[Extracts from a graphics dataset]
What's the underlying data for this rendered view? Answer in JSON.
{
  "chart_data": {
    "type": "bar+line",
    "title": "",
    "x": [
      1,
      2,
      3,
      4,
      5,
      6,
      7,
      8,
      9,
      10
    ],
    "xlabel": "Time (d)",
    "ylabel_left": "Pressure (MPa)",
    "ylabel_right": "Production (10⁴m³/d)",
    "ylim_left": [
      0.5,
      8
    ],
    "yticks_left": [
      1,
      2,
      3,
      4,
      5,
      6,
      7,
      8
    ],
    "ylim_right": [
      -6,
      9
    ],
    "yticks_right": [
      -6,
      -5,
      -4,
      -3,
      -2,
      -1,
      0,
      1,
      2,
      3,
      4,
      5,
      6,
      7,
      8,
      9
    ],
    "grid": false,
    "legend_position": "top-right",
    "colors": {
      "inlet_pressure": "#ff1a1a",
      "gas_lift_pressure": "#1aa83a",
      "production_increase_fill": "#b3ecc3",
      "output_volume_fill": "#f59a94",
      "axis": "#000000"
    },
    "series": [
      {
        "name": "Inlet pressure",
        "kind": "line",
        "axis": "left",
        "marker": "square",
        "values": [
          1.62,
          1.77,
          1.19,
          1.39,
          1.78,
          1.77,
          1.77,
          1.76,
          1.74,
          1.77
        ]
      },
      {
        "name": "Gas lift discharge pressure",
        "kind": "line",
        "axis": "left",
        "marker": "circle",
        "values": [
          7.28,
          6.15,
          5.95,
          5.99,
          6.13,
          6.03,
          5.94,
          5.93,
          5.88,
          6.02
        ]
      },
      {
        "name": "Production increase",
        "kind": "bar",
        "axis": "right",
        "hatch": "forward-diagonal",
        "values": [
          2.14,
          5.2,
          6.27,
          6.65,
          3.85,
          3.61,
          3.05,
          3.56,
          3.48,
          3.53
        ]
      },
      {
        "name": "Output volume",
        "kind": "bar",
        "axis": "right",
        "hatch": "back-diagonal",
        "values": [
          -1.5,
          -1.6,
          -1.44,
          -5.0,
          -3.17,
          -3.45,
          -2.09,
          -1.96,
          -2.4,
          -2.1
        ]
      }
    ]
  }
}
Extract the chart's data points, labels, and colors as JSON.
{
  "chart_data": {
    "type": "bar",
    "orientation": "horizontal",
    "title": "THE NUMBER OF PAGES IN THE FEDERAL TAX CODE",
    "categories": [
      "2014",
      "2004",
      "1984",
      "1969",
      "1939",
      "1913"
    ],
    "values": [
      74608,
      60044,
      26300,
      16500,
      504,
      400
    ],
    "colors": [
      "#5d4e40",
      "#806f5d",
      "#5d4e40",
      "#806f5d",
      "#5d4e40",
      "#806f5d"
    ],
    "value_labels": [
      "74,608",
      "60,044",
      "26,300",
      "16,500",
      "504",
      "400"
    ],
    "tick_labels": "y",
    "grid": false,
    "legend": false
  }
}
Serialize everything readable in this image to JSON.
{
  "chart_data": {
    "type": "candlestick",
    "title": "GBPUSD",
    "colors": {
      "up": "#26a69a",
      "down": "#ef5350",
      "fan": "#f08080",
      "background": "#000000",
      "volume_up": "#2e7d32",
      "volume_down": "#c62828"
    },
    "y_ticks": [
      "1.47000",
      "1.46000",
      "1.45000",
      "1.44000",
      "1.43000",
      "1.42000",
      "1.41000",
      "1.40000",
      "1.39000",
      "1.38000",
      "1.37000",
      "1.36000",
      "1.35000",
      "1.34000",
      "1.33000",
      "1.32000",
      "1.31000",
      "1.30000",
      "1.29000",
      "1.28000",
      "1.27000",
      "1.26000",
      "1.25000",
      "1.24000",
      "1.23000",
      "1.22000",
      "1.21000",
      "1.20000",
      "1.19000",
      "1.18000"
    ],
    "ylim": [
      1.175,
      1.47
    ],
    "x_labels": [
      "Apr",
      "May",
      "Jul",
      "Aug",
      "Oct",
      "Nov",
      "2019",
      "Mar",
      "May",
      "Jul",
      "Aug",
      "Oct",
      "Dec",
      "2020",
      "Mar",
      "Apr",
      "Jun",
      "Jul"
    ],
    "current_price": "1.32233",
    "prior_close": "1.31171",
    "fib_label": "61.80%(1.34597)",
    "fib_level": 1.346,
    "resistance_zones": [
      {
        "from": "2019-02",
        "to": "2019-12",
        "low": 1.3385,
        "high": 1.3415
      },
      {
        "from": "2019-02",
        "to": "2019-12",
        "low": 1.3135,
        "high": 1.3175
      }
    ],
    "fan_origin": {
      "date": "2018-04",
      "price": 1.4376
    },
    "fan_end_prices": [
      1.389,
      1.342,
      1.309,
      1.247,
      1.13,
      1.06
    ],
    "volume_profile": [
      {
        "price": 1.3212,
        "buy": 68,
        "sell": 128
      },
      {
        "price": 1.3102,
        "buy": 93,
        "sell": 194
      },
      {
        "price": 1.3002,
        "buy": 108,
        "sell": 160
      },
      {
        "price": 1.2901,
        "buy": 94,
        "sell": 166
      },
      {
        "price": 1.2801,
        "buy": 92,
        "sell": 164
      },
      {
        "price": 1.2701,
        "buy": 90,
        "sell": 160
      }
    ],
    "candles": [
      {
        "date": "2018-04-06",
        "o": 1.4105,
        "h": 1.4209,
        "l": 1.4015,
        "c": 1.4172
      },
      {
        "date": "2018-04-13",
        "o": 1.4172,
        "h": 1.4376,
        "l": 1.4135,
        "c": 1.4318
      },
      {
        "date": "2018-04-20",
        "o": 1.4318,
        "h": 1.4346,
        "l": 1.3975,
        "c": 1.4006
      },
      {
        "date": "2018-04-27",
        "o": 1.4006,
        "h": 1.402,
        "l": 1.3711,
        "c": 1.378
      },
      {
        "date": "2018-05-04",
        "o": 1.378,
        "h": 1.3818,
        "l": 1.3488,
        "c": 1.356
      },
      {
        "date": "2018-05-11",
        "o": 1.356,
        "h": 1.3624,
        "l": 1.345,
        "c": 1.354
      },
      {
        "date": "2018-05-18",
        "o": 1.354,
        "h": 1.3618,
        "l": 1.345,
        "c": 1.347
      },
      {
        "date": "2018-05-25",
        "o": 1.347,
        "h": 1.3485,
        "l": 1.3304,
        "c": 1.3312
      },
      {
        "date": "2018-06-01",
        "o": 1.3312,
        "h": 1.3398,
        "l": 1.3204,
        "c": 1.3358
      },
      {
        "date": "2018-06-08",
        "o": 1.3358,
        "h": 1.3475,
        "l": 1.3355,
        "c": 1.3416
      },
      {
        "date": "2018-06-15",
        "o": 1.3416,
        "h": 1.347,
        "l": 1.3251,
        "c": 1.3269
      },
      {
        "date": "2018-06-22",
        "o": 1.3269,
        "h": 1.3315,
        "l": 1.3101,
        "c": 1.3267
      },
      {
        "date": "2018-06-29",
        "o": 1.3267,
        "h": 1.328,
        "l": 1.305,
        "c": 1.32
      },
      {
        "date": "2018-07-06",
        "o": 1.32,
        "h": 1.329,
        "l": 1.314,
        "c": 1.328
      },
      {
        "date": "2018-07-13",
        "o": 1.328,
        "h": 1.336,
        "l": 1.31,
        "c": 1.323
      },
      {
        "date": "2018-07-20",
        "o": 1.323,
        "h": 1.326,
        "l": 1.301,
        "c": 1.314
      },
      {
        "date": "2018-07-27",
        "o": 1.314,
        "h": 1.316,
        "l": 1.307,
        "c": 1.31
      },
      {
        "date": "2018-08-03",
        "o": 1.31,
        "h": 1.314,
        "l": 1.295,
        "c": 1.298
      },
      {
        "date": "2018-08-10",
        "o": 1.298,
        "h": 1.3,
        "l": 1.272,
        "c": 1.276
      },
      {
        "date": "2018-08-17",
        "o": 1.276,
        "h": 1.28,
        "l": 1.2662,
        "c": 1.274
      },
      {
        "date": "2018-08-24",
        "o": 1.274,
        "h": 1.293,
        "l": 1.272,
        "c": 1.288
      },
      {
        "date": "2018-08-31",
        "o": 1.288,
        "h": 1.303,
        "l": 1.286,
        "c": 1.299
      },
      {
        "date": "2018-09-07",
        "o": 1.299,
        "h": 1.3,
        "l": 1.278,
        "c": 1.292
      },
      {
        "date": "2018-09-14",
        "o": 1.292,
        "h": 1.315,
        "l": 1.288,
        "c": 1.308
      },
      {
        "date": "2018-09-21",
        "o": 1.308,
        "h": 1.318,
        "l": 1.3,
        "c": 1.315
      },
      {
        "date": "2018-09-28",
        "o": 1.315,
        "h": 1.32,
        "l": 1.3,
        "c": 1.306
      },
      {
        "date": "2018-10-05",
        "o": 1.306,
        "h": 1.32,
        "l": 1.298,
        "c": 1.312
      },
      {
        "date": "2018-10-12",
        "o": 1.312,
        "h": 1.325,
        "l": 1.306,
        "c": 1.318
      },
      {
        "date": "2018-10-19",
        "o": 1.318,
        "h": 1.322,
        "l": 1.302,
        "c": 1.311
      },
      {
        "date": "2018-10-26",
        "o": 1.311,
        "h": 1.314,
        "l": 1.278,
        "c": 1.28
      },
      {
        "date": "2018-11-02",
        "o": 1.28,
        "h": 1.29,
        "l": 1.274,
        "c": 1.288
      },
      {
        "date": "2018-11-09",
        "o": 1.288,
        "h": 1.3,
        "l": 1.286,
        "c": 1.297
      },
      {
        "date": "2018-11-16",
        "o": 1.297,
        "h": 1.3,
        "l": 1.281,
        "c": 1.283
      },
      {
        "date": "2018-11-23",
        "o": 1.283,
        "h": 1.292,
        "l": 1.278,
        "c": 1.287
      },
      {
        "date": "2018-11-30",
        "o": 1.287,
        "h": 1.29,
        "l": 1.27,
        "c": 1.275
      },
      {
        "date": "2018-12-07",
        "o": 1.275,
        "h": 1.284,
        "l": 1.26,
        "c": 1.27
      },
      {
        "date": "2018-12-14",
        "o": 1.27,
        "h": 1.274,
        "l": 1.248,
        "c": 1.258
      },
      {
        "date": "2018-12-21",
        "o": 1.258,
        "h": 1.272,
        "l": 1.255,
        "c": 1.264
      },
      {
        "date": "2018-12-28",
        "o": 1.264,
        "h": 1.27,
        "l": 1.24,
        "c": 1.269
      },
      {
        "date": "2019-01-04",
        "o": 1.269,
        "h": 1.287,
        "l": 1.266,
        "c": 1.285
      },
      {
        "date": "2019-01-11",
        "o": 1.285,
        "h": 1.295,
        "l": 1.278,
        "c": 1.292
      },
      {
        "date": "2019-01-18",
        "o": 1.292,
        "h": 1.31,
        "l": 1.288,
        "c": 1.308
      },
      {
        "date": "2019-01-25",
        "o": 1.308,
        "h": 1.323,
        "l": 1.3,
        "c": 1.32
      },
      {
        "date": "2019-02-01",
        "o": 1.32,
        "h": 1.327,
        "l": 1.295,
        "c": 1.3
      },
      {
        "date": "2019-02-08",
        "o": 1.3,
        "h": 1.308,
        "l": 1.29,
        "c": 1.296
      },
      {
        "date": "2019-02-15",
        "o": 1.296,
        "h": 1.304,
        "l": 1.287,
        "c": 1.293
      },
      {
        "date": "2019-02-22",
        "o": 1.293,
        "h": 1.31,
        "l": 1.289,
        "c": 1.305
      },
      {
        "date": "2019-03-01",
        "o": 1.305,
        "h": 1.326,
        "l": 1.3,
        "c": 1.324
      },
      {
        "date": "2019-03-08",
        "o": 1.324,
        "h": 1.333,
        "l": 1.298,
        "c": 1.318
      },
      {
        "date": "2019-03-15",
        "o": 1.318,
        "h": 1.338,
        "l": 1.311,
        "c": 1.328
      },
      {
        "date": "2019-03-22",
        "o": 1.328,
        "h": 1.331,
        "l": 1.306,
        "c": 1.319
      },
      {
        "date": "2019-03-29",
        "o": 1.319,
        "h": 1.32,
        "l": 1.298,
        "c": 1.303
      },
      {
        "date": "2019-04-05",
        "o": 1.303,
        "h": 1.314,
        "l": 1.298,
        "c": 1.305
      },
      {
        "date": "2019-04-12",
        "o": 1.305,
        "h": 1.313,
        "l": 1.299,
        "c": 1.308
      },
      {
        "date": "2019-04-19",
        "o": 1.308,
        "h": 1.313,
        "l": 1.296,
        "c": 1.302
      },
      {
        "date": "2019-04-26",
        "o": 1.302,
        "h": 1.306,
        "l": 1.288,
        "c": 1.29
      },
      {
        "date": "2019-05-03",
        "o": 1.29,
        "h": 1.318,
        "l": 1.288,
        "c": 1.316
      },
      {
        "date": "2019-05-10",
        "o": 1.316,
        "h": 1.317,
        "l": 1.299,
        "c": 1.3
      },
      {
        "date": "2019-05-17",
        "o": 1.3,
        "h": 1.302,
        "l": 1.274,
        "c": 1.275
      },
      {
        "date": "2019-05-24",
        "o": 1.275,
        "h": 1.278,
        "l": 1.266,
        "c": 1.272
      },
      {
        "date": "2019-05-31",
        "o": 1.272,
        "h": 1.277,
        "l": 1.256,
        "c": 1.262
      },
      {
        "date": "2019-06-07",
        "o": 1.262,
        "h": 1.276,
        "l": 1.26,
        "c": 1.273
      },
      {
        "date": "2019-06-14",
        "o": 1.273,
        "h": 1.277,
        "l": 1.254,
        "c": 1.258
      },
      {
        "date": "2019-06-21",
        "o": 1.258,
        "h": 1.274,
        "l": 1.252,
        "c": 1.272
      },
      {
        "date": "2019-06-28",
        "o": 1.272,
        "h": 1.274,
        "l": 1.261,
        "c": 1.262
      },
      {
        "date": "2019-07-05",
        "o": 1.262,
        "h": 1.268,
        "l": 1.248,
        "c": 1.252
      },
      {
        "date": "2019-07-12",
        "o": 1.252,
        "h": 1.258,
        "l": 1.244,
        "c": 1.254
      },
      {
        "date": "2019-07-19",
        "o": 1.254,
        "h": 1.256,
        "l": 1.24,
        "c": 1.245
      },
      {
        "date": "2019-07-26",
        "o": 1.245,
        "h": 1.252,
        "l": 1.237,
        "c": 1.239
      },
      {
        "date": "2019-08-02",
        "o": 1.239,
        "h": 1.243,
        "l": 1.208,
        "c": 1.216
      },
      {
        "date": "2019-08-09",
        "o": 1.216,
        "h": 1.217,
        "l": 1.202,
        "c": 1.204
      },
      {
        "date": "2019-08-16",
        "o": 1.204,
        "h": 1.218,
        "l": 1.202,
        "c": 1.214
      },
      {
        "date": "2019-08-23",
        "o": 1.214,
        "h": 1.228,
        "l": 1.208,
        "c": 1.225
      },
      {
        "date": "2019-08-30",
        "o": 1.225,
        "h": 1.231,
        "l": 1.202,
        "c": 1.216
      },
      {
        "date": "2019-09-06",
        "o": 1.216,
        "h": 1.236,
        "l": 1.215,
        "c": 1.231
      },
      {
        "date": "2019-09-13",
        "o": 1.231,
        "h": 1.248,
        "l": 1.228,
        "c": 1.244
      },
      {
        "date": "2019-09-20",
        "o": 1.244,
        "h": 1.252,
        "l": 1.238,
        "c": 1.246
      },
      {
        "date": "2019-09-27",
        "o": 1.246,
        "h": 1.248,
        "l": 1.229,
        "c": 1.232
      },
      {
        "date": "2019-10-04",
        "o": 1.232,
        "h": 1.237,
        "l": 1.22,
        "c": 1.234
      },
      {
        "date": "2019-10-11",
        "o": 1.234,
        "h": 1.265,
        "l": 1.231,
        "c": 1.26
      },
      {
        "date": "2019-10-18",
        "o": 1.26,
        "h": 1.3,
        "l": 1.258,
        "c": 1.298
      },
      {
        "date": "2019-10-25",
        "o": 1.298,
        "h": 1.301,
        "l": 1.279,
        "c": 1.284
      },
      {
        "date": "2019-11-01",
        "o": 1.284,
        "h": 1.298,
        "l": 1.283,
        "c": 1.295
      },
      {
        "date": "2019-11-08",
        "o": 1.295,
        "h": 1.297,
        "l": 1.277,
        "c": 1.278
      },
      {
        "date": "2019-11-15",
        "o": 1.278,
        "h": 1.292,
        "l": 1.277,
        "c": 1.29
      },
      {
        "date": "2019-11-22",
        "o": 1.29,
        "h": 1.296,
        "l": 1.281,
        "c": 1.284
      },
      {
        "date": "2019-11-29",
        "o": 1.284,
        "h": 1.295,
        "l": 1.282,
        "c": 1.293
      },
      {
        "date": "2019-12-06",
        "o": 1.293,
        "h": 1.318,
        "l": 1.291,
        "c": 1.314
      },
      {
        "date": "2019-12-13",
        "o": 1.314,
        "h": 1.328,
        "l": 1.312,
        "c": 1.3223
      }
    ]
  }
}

_INSTRUCTIONS FOR THE TASK_
Read the data above and pull out each line that holds the string "type".

_SOLUTION TO THE EXERCISE_
    "type": "bar+line",
    "type": "bar",
    "type": "candlestick",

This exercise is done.